-- BEGIN RAW RECORDS --

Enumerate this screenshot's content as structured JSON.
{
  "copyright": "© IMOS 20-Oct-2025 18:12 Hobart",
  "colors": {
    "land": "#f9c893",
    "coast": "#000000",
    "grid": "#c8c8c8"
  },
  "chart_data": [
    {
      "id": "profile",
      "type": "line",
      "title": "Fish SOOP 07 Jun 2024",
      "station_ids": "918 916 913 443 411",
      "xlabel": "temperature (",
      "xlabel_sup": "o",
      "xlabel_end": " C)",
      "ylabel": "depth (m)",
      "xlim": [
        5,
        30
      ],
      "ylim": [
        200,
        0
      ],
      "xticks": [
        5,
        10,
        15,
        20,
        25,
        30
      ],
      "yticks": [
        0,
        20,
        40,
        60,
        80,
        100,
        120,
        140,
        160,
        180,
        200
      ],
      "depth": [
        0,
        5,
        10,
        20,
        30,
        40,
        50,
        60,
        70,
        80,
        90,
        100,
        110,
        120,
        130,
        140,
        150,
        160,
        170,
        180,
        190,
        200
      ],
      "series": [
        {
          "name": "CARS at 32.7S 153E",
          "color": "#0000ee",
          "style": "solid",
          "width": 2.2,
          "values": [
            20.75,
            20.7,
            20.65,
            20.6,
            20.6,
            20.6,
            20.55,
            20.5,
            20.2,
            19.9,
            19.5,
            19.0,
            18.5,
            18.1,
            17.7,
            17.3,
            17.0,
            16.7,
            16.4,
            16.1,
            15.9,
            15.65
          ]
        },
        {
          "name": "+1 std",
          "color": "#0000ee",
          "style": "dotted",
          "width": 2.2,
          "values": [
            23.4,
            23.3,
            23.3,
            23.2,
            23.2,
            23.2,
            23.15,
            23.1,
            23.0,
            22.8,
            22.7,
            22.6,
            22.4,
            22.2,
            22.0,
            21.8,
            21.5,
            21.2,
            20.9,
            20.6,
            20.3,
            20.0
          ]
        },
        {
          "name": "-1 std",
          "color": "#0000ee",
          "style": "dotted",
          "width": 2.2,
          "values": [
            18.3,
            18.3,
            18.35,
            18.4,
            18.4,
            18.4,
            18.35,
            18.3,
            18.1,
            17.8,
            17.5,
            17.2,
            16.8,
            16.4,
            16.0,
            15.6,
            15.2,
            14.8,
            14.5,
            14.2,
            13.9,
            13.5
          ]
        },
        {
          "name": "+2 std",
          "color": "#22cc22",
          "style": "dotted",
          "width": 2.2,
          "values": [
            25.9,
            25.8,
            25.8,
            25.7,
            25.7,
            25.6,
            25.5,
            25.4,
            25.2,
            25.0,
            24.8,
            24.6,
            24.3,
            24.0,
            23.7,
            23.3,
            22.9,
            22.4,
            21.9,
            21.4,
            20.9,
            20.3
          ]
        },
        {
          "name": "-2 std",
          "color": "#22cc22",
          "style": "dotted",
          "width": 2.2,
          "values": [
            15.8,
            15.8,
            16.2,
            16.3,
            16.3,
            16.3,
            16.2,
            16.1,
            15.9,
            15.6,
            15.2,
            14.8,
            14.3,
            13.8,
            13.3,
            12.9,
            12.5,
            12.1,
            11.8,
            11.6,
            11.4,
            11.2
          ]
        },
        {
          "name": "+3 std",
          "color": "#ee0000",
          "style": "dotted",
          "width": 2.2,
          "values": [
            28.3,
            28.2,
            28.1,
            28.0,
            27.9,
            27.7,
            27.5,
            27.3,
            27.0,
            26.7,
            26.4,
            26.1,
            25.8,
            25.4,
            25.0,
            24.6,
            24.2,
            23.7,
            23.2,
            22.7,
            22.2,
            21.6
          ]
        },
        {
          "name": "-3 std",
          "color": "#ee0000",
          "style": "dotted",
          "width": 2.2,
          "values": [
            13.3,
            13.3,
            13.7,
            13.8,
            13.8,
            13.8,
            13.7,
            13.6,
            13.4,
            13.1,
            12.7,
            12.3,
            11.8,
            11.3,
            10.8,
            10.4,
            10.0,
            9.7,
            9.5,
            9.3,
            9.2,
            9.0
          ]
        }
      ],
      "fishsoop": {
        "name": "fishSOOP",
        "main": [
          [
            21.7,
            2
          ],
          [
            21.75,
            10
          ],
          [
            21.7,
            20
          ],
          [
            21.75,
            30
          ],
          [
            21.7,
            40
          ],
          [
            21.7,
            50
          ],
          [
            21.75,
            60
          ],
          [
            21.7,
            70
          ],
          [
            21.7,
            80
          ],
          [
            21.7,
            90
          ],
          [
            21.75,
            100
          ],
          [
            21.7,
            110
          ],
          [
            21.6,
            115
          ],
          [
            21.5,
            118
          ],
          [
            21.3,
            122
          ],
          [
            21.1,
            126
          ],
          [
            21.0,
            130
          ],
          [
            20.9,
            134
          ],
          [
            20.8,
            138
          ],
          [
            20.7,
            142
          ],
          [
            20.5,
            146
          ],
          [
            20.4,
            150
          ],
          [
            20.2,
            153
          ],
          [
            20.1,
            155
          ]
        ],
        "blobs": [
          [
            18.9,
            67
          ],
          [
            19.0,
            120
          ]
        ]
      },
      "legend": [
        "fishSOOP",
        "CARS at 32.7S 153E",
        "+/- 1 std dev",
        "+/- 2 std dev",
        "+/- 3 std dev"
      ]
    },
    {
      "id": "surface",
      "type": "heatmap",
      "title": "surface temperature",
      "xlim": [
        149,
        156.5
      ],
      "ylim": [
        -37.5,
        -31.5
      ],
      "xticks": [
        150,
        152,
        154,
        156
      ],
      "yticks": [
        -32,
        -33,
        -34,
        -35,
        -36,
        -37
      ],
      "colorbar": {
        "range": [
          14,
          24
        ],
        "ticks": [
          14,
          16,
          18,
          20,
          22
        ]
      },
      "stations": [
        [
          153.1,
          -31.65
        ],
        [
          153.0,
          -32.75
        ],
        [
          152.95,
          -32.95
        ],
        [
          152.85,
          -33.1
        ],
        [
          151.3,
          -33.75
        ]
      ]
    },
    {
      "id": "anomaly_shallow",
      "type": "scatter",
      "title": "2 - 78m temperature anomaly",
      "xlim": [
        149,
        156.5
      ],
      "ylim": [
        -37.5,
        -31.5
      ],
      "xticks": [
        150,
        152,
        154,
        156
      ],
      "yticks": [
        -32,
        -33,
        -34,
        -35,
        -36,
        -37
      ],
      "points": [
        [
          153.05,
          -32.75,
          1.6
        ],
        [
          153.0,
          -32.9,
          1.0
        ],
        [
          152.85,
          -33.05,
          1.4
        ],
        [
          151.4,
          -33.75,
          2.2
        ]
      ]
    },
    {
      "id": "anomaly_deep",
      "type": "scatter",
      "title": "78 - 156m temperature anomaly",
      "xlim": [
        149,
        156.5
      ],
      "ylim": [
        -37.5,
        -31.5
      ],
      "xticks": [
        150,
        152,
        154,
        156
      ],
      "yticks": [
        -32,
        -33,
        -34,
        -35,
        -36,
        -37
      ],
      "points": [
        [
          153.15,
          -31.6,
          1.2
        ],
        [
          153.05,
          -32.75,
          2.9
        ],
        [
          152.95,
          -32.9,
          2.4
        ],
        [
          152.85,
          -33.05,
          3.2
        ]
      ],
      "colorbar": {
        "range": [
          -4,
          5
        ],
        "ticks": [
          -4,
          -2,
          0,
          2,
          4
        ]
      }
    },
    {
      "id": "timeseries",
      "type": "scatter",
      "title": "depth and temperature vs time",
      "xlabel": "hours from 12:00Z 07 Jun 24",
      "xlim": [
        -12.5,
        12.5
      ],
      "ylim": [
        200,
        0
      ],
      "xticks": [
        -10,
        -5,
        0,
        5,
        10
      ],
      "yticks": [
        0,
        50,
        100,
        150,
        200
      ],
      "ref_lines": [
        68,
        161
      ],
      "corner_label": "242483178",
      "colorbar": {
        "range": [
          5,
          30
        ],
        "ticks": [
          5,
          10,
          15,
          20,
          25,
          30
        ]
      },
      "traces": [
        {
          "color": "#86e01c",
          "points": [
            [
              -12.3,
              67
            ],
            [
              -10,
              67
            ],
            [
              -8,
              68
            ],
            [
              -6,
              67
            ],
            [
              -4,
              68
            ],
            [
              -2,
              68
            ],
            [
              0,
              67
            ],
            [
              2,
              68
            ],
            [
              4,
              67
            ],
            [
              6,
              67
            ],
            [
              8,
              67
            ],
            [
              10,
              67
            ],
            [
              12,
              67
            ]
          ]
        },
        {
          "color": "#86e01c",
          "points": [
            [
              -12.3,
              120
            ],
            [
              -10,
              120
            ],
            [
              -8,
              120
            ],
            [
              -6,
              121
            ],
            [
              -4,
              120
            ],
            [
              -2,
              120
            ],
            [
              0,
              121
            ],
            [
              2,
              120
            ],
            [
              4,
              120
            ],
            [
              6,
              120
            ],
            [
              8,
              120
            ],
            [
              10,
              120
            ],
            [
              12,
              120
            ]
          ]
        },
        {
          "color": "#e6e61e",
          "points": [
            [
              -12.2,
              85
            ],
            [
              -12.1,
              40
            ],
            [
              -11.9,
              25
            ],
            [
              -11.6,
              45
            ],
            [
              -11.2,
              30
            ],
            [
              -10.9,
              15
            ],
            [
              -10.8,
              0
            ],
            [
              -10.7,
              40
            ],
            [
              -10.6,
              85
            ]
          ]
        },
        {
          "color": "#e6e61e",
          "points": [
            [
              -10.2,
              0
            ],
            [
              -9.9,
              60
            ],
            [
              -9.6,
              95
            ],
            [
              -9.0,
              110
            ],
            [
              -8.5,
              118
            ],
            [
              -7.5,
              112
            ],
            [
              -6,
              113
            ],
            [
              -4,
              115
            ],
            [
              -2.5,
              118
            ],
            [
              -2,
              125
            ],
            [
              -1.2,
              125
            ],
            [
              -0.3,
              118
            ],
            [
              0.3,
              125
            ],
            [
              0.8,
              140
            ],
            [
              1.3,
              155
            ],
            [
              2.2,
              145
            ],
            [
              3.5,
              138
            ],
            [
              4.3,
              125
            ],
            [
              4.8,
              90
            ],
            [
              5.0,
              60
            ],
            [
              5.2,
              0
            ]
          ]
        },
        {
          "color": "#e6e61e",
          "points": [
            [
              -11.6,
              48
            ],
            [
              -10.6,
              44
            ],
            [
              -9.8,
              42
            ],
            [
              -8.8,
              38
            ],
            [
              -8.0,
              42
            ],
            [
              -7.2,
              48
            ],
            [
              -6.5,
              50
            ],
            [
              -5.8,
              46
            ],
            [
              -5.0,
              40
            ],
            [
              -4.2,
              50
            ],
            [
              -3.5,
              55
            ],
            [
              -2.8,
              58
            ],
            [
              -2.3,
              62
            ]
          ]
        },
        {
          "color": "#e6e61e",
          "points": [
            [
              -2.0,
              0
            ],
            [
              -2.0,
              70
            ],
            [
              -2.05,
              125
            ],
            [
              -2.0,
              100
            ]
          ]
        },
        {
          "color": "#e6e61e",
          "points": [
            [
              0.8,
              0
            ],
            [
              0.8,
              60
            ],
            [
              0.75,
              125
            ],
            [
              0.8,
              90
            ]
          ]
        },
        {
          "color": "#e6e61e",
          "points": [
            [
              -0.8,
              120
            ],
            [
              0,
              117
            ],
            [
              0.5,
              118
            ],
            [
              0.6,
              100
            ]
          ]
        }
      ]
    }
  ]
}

-- END RAW RECORDS --

### REQUIREMENTS:
Which lines include the word "title"? List them all.

### RESPONSE TO THIS TASK:
      "title": "Fish SOOP 07 Jun 2024",
      "title": "surface temperature",
      "title": "2 - 78m temperature anomaly",
      "title": "78 - 156m temperature anomaly",
      "title": "depth and temperature vs time",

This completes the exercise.